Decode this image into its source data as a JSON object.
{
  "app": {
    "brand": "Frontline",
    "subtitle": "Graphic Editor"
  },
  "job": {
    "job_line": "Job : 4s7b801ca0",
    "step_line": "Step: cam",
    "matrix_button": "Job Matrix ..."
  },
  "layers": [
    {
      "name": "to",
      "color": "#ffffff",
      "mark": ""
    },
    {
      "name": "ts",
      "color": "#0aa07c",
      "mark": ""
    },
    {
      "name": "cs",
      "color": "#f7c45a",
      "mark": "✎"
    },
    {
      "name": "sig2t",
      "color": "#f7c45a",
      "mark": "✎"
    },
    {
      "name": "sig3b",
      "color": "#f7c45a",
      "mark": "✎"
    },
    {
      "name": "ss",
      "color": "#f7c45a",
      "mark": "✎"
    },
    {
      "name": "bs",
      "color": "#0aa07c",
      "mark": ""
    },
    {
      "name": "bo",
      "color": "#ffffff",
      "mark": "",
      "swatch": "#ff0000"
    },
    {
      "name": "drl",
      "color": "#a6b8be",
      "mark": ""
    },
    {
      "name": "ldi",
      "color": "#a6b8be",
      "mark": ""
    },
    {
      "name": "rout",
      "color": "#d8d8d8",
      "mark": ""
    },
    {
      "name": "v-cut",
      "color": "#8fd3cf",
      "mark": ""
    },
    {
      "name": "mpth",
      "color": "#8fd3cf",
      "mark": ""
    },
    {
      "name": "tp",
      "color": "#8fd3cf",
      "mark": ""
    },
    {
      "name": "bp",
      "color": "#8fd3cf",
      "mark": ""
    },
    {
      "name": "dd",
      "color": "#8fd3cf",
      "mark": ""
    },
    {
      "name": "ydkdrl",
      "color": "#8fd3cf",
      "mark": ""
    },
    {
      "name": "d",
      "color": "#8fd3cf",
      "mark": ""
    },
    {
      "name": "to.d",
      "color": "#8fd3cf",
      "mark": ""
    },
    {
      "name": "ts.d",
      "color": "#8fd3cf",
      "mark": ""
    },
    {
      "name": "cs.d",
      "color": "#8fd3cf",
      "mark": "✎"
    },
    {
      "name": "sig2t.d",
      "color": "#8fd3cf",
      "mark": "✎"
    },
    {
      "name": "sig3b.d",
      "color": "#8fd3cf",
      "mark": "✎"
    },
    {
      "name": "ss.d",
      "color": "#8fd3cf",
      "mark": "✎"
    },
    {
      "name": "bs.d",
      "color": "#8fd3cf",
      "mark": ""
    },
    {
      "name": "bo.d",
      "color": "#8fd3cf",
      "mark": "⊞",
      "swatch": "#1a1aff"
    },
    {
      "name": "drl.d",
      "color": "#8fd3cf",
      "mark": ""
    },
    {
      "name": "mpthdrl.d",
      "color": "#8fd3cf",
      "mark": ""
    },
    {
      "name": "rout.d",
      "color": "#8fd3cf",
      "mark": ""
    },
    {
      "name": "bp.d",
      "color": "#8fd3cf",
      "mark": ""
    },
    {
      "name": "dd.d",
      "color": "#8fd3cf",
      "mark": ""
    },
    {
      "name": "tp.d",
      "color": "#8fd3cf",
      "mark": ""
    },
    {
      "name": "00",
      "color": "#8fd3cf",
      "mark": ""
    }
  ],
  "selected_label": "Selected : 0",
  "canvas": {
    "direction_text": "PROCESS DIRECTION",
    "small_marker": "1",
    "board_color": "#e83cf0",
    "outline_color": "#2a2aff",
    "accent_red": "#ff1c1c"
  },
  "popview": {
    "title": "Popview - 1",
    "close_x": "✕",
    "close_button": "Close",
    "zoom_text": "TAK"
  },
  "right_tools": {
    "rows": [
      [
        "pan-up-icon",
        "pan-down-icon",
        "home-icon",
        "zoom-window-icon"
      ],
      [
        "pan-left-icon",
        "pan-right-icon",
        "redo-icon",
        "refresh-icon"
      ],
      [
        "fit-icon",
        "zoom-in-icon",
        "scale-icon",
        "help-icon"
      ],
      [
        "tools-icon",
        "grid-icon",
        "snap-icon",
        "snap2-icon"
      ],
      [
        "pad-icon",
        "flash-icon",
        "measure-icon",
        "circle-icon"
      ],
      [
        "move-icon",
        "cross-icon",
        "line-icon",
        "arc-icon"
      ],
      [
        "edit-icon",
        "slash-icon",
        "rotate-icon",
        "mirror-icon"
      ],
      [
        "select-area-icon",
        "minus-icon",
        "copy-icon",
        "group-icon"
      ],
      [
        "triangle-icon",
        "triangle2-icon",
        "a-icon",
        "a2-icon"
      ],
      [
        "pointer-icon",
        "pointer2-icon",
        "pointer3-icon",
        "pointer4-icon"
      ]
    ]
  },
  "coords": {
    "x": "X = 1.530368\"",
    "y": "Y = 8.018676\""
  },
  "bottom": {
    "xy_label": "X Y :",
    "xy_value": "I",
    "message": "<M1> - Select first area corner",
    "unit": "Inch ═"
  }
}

**EXERCISE INSTRUCTIONS:** In this exercise, repeat all entries exactly.

**RESULT FOR THIS EXERCISE:**
Decode this image into its source data as a JSON object.
{
  "app": {
    "brand": "Frontline",
    "subtitle": "Graphic Editor"
  },
  "job": {
    "job_line": "Job : 4s7b801ca0",
    "step_line": "Step: cam",
    "matrix_button": "Job Matrix ..."
  },
  "layers": [
    {
      "name": "to",
      "color": "#ffffff",
      "mark": ""
    },
    {
      "name": "ts",
      "color": "#0aa07c",
      "mark": ""
    },
    {
      "name": "cs",
      "color": "#f7c45a",
      "mark": "✎"
    },
    {
      "name": "sig2t",
      "color": "#f7c45a",
      "mark": "✎"
    },
    {
      "name": "sig3b",
      "color": "#f7c45a",
      "mark": "✎"
    },
    {
      "name": "ss",
      "color": "#f7c45a",
      "mark": "✎"
    },
    {
      "name": "bs",
      "color": "#0aa07c",
      "mark": ""
    },
    {
      "name": "bo",
      "color": "#ffffff",
      "mark": "",
      "swatch": "#ff0000"
    },
    {
      "name": "drl",
      "color": "#a6b8be",
      "mark": ""
    },
    {
      "name": "ldi",
      "color": "#a6b8be",
      "mark": ""
    },
    {
      "name": "rout",
      "color": "#d8d8d8",
      "mark": ""
    },
    {
      "name": "v-cut",
      "color": "#8fd3cf",
      "mark": ""
    },
    {
      "name": "mpth",
      "color": "#8fd3cf",
      "mark": ""
    },
    {
      "name": "tp",
      "color": "#8fd3cf",
      "mark": ""
    },
    {
      "name": "bp",
      "color": "#8fd3cf",
      "mark": ""
    },
    {
      "name": "dd",
      "color": "#8fd3cf",
      "mark": ""
    },
    {
      "name": "ydkdrl",
      "color": "#8fd3cf",
      "mark": ""
    },
    {
      "name": "d",
      "color": "#8fd3cf",
      "mark": ""
    },
    {
      "name": "to.d",
      "color": "#8fd3cf",
      "mark": ""
    },
    {
      "name": "ts.d",
      "color": "#8fd3cf",
      "mark": ""
    },
    {
      "name": "cs.d",
      "color": "#8fd3cf",
      "mark": "✎"
    },
    {
      "name": "sig2t.d",
      "color": "#8fd3cf",
      "mark": "✎"
    },
    {
      "name": "sig3b.d",
      "color": "#8fd3cf",
      "mark": "✎"
    },
    {
      "name": "ss.d",
      "color": "#8fd3cf",
      "mark": "✎"
    },
    {
      "name": "bs.d",
      "color": "#8fd3cf",
      "mark": ""
    },
    {
      "name": "bo.d",
      "color": "#8fd3cf",
      "mark": "⊞",
      "swatch": "#1a1aff"
    },
    {
      "name": "drl.d",
      "color": "#8fd3cf",
      "mark": ""
    },
    {
      "name": "mpthdrl.d",
      "color": "#8fd3cf",
      "mark": ""
    },
    {
      "name": "rout.d",
      "color": "#8fd3cf",
      "mark": ""
    },
    {
      "name": "bp.d",
      "color": "#8fd3cf",
      "mark": ""
    },
    {
      "name": "dd.d",
      "color": "#8fd3cf",
      "mark": ""
    },
    {
      "name": "tp.d",
      "color": "#8fd3cf",
      "mark": ""
    },
    {
      "name": "00",
      "color": "#8fd3cf",
      "mark": ""
    }
  ],
  "selected_label": "Selected : 0",
  "canvas": {
    "direction_text": "PROCESS DIRECTION",
    "small_marker": "1",
    "board_color": "#e83cf0",
    "outline_color": "#2a2aff",
    "accent_red": "#ff1c1c"
  },
  "popview": {
    "title": "Popview - 1",
    "close_x": "✕",
    "close_button": "Close",
    "zoom_text": "TAK"
  },
  "right_tools": {
    "rows": [
      [
        "pan-up-icon",
        "pan-down-icon",
        "home-icon",
        "zoom-window-icon"
      ],
      [
        "pan-left-icon",
        "pan-right-icon",
        "redo-icon",
        "refresh-icon"
      ],
      [
        "fit-icon",
        "zoom-in-icon",
        "scale-icon",
        "help-icon"
      ],
      [
        "tools-icon",
        "grid-icon",
        "snap-icon",
        "snap2-icon"
      ],
      [
        "pad-icon",
        "flash-icon",
        "measure-icon",
        "circle-icon"
      ],
      [
        "move-icon",
        "cross-icon",
        "line-icon",
        "arc-icon"
      ],
      [
        "edit-icon",
        "slash-icon",
        "rotate-icon",
        "mirror-icon"
      ],
      [
        "select-area-icon",
        "minus-icon",
        "copy-icon",
        "group-icon"
      ],
      [
        "triangle-icon",
        "triangle2-icon",
        "a-icon",
        "a2-icon"
      ],
      [
        "pointer-icon",
        "pointer2-icon",
        "pointer3-icon",
        "pointer4-icon"
      ]
    ]
  },
  "coords": {
    "x": "X = 1.530368\"",
    "y": "Y = 8.018676\""
  },
  "bottom": {
    "xy_label": "X Y :",
    "xy_value": "I",
    "message": "<M1> - Select first area corner",
    "unit": "Inch ═"
  }
}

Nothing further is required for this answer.